* Goal of the exercise *
Reproduce the records that follow in full, excluding any picture they contain.

* Entries shown *
>>>>

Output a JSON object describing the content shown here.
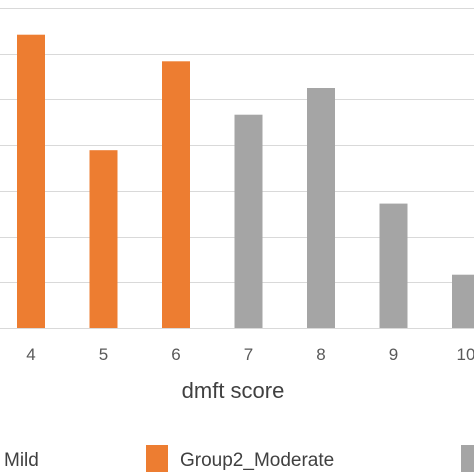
{
  "chart_data": {
    "type": "bar",
    "categories": [
      "4",
      "5",
      "6",
      "7",
      "8",
      "9",
      "10"
    ],
    "values": [
      6.6,
      4.0,
      6.0,
      4.8,
      5.4,
      2.8,
      1.2
    ],
    "bar_series": [
      "Group2_Moderate",
      "Group2_Moderate",
      "Group2_Moderate",
      "other",
      "other",
      "other",
      "other"
    ],
    "series": [
      {
        "name": "Mild",
        "color": "#a5a5a5"
      },
      {
        "name": "Group2_Moderate",
        "color": "#ed7d31"
      },
      {
        "name": "",
        "color": "#a5a5a5"
      }
    ],
    "colors": {
      "Group2_Moderate": "#ed7d31",
      "other": "#a5a5a5"
    },
    "xlabel": "dmft score",
    "ylabel": "",
    "ylim": [
      0,
      7.2
    ],
    "grid": true,
    "legend_position": "bottom"
  }
}
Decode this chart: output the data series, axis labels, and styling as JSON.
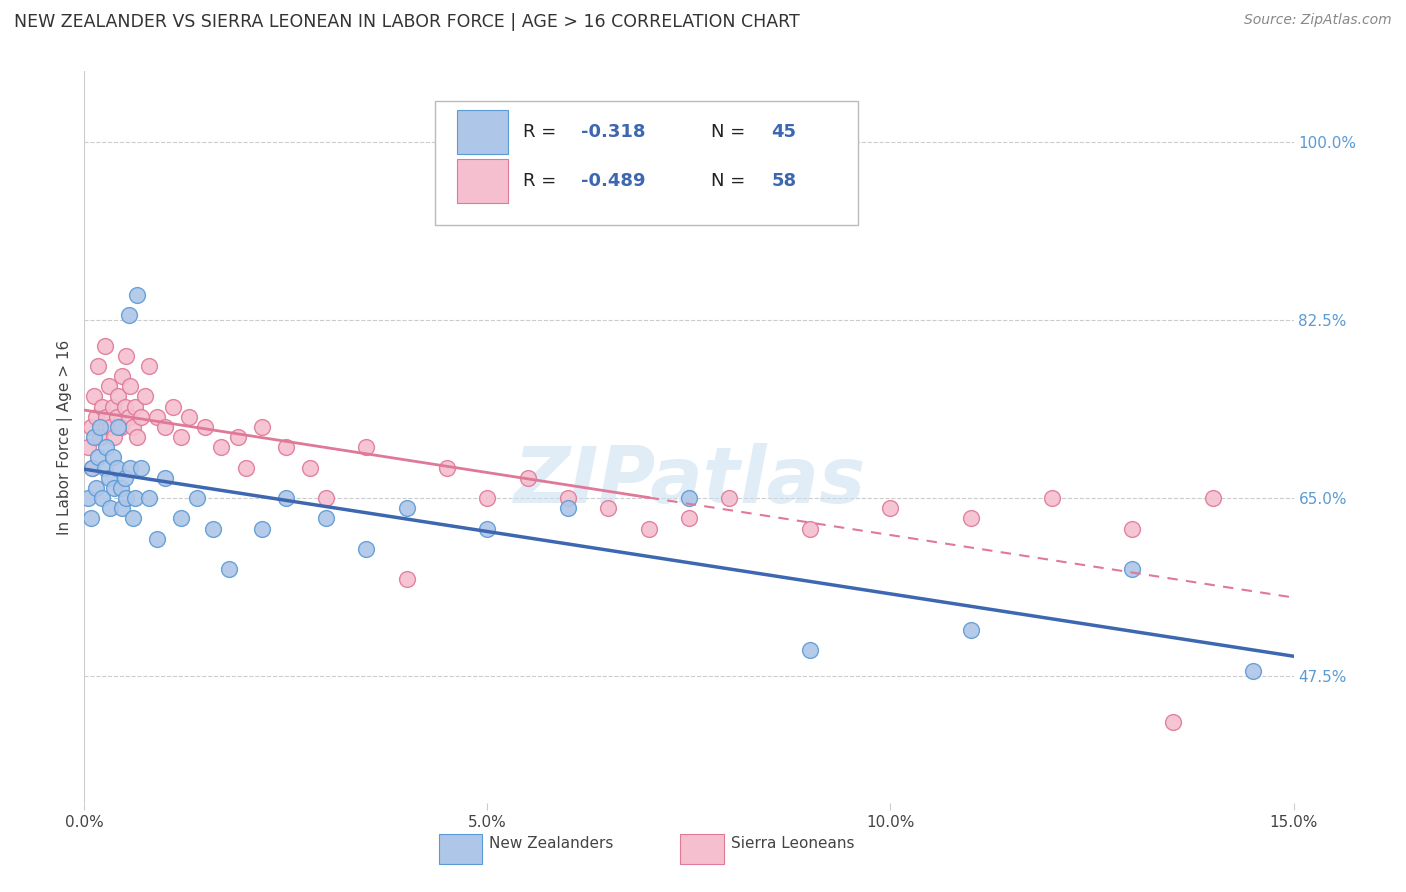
{
  "title": "NEW ZEALANDER VS SIERRA LEONEAN IN LABOR FORCE | AGE > 16 CORRELATION CHART",
  "source": "Source: ZipAtlas.com",
  "xlabel_ticks": [
    "0.0%",
    "5.0%",
    "10.0%",
    "15.0%"
  ],
  "xlabel_tick_vals": [
    0.0,
    5.0,
    10.0,
    15.0
  ],
  "ylabel_ticks": [
    "47.5%",
    "65.0%",
    "82.5%",
    "100.0%"
  ],
  "ylabel_tick_vals": [
    47.5,
    65.0,
    82.5,
    100.0
  ],
  "ylabel_label": "In Labor Force | Age > 16",
  "xlim": [
    0.0,
    15.0
  ],
  "ylim": [
    35.0,
    107.0
  ],
  "watermark": "ZIPatlas",
  "nz_color": "#aec6e8",
  "nz_edge_color": "#5b9bd5",
  "sl_color": "#f5bfd0",
  "sl_edge_color": "#e07898",
  "nz_line_color": "#3d67b0",
  "sl_line_color": "#e07898",
  "legend_r_nz": "-0.318",
  "legend_n_nz": "45",
  "legend_r_sl": "-0.489",
  "legend_n_sl": "58",
  "nz_x": [
    0.05,
    0.08,
    0.1,
    0.12,
    0.15,
    0.17,
    0.2,
    0.22,
    0.25,
    0.27,
    0.3,
    0.32,
    0.35,
    0.37,
    0.4,
    0.42,
    0.45,
    0.47,
    0.5,
    0.52,
    0.55,
    0.57,
    0.6,
    0.63,
    0.65,
    0.7,
    0.8,
    0.9,
    1.0,
    1.2,
    1.4,
    1.6,
    1.8,
    2.2,
    2.5,
    3.0,
    3.5,
    4.0,
    5.0,
    6.0,
    7.5,
    9.0,
    11.0,
    13.0,
    14.5
  ],
  "nz_y": [
    65,
    63,
    68,
    71,
    66,
    69,
    72,
    65,
    68,
    70,
    67,
    64,
    69,
    66,
    68,
    72,
    66,
    64,
    67,
    65,
    83,
    68,
    63,
    65,
    85,
    68,
    65,
    61,
    67,
    63,
    65,
    62,
    58,
    62,
    65,
    63,
    60,
    64,
    62,
    64,
    65,
    50,
    52,
    58,
    48
  ],
  "sl_x": [
    0.05,
    0.08,
    0.1,
    0.12,
    0.15,
    0.17,
    0.2,
    0.22,
    0.25,
    0.27,
    0.3,
    0.32,
    0.35,
    0.37,
    0.4,
    0.42,
    0.45,
    0.47,
    0.5,
    0.52,
    0.55,
    0.57,
    0.6,
    0.63,
    0.65,
    0.7,
    0.75,
    0.8,
    0.9,
    1.0,
    1.1,
    1.2,
    1.3,
    1.5,
    1.7,
    1.9,
    2.0,
    2.2,
    2.5,
    2.8,
    3.0,
    3.5,
    4.0,
    4.5,
    5.0,
    5.5,
    6.0,
    6.5,
    7.0,
    7.5,
    8.0,
    9.0,
    10.0,
    11.0,
    12.0,
    13.0,
    13.5,
    14.0
  ],
  "sl_y": [
    70,
    72,
    68,
    75,
    73,
    78,
    71,
    74,
    80,
    73,
    76,
    72,
    74,
    71,
    73,
    75,
    72,
    77,
    74,
    79,
    73,
    76,
    72,
    74,
    71,
    73,
    75,
    78,
    73,
    72,
    74,
    71,
    73,
    72,
    70,
    71,
    68,
    72,
    70,
    68,
    65,
    70,
    57,
    68,
    65,
    67,
    65,
    64,
    62,
    63,
    65,
    62,
    64,
    63,
    65,
    62,
    43,
    65
  ]
}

<<<<

* Written answer *
Output a JSON object describing the content shown here.
{
  "chart_data": {
    "type": "bar",
    "categories": [
      "4",
      "5",
      "6",
      "7",
      "8",
      "9",
      "10"
    ],
    "values": [
      6.6,
      4.0,
      6.0,
      4.8,
      5.4,
      2.8,
      1.2
    ],
    "bar_series": [
      "Group2_Moderate",
      "Group2_Moderate",
      "Group2_Moderate",
      "other",
      "other",
      "other",
      "other"
    ],
    "series": [
      {
        "name": "Mild",
        "color": "#a5a5a5"
      },
      {
        "name": "Group2_Moderate",
        "color": "#ed7d31"
      },
      {
        "name": "",
        "color": "#a5a5a5"
      }
    ],
    "colors": {
      "Group2_Moderate": "#ed7d31",
      "other": "#a5a5a5"
    },
    "xlabel": "dmft score",
    "ylabel": "",
    "ylim": [
      0,
      7.2
    ],
    "grid": true,
    "legend_position": "bottom"
  }
}
Decode this chart: output the data series, axis labels, and styling as JSON.
{
  "title": "NEW ZEALANDER VS SIERRA LEONEAN IN LABOR FORCE | AGE > 16 CORRELATION CHART",
  "source": "Source: ZipAtlas.com",
  "xlabel_ticks": [
    "0.0%",
    "5.0%",
    "10.0%",
    "15.0%"
  ],
  "xlabel_tick_vals": [
    0.0,
    5.0,
    10.0,
    15.0
  ],
  "ylabel_ticks": [
    "47.5%",
    "65.0%",
    "82.5%",
    "100.0%"
  ],
  "ylabel_tick_vals": [
    47.5,
    65.0,
    82.5,
    100.0
  ],
  "ylabel_label": "In Labor Force | Age > 16",
  "xlim": [
    0.0,
    15.0
  ],
  "ylim": [
    35.0,
    107.0
  ],
  "watermark": "ZIPatlas",
  "nz_color": "#aec6e8",
  "nz_edge_color": "#5b9bd5",
  "sl_color": "#f5bfd0",
  "sl_edge_color": "#e07898",
  "nz_line_color": "#3d67b0",
  "sl_line_color": "#e07898",
  "legend_r_nz": "-0.318",
  "legend_n_nz": "45",
  "legend_r_sl": "-0.489",
  "legend_n_sl": "58",
  "nz_x": [
    0.05,
    0.08,
    0.1,
    0.12,
    0.15,
    0.17,
    0.2,
    0.22,
    0.25,
    0.27,
    0.3,
    0.32,
    0.35,
    0.37,
    0.4,
    0.42,
    0.45,
    0.47,
    0.5,
    0.52,
    0.55,
    0.57,
    0.6,
    0.63,
    0.65,
    0.7,
    0.8,
    0.9,
    1.0,
    1.2,
    1.4,
    1.6,
    1.8,
    2.2,
    2.5,
    3.0,
    3.5,
    4.0,
    5.0,
    6.0,
    7.5,
    9.0,
    11.0,
    13.0,
    14.5
  ],
  "nz_y": [
    65,
    63,
    68,
    71,
    66,
    69,
    72,
    65,
    68,
    70,
    67,
    64,
    69,
    66,
    68,
    72,
    66,
    64,
    67,
    65,
    83,
    68,
    63,
    65,
    85,
    68,
    65,
    61,
    67,
    63,
    65,
    62,
    58,
    62,
    65,
    63,
    60,
    64,
    62,
    64,
    65,
    50,
    52,
    58,
    48
  ],
  "sl_x": [
    0.05,
    0.08,
    0.1,
    0.12,
    0.15,
    0.17,
    0.2,
    0.22,
    0.25,
    0.27,
    0.3,
    0.32,
    0.35,
    0.37,
    0.4,
    0.42,
    0.45,
    0.47,
    0.5,
    0.52,
    0.55,
    0.57,
    0.6,
    0.63,
    0.65,
    0.7,
    0.75,
    0.8,
    0.9,
    1.0,
    1.1,
    1.2,
    1.3,
    1.5,
    1.7,
    1.9,
    2.0,
    2.2,
    2.5,
    2.8,
    3.0,
    3.5,
    4.0,
    4.5,
    5.0,
    5.5,
    6.0,
    6.5,
    7.0,
    7.5,
    8.0,
    9.0,
    10.0,
    11.0,
    12.0,
    13.0,
    13.5,
    14.0
  ],
  "sl_y": [
    70,
    72,
    68,
    75,
    73,
    78,
    71,
    74,
    80,
    73,
    76,
    72,
    74,
    71,
    73,
    75,
    72,
    77,
    74,
    79,
    73,
    76,
    72,
    74,
    71,
    73,
    75,
    78,
    73,
    72,
    74,
    71,
    73,
    72,
    70,
    71,
    68,
    72,
    70,
    68,
    65,
    70,
    57,
    68,
    65,
    67,
    65,
    64,
    62,
    63,
    65,
    62,
    64,
    63,
    65,
    62,
    43,
    65
  ]
}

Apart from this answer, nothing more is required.